* Begin Records provided *

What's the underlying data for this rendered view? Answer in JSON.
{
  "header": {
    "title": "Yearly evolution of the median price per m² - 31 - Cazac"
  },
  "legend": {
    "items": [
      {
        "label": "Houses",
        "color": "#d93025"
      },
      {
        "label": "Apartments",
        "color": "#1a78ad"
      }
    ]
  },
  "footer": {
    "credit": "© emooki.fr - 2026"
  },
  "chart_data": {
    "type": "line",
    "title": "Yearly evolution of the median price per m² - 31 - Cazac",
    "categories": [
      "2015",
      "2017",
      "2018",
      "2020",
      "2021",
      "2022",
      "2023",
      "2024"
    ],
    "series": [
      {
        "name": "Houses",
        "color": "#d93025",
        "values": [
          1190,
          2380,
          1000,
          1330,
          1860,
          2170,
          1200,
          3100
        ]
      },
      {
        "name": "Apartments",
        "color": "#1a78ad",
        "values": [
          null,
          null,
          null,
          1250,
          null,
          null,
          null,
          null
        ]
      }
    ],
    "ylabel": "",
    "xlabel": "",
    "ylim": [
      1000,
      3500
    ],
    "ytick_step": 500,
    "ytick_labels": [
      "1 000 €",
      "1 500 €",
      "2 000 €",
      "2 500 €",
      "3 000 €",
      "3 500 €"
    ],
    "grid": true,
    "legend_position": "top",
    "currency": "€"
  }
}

* End Records provided *

[Given instruction] Give the count of lines that hold the word "Cazac", with nothing added.

[Finished exercise] 2